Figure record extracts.
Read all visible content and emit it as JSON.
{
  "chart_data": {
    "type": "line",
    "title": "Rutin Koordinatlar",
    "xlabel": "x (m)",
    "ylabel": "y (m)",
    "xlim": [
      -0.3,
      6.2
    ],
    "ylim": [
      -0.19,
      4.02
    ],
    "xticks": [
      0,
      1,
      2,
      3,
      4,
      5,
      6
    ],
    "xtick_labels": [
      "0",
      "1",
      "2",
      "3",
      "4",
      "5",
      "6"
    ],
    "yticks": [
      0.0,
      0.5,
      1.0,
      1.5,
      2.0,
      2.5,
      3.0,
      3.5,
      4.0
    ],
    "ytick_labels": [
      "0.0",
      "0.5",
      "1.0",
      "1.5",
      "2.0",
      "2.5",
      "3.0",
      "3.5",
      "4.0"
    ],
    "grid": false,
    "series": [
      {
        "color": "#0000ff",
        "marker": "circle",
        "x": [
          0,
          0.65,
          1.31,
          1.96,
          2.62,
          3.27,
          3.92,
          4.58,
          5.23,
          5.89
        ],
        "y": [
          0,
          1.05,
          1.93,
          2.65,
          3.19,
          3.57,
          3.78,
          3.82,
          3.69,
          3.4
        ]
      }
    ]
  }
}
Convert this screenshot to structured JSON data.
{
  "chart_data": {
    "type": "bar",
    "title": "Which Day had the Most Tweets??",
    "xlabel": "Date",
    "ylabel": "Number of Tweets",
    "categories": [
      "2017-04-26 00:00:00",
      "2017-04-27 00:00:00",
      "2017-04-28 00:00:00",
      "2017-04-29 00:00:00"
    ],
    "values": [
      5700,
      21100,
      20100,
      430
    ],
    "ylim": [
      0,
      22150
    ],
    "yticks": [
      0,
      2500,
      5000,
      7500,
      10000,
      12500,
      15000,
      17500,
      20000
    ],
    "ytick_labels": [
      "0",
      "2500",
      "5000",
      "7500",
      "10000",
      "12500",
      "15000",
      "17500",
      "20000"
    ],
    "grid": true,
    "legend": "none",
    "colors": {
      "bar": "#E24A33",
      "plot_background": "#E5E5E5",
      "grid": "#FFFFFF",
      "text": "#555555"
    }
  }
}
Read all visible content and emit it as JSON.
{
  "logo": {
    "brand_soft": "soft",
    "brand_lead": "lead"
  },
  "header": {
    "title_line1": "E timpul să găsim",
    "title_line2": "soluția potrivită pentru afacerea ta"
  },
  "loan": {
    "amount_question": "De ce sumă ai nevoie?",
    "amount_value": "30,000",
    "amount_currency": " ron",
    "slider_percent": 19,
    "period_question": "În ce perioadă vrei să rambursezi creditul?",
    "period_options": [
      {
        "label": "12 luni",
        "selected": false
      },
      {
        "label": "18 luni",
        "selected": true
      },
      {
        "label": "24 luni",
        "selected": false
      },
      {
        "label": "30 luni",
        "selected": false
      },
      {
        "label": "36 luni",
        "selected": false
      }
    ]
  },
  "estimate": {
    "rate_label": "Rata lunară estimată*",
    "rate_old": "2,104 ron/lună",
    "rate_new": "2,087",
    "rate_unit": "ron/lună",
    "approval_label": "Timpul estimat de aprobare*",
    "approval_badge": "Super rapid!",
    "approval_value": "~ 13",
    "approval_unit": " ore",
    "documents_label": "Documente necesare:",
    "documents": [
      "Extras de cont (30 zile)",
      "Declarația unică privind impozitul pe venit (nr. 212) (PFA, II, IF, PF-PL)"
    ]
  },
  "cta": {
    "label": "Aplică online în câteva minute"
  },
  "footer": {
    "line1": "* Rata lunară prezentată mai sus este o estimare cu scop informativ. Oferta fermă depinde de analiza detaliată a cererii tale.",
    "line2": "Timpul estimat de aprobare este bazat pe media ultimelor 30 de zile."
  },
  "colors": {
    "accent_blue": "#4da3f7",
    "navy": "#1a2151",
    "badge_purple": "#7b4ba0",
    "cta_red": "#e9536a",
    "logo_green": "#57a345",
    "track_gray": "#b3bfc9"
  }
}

EXERCISE. List each line of the records that holds the string "Rata".

TASK RESULT.
    "rate_label": "Rata lunară estimată*",
    "line1": "* Rata lunară prezentată mai sus este o estimare cu scop informativ. Oferta fermă depinde de analiza detaliată a cererii tale.",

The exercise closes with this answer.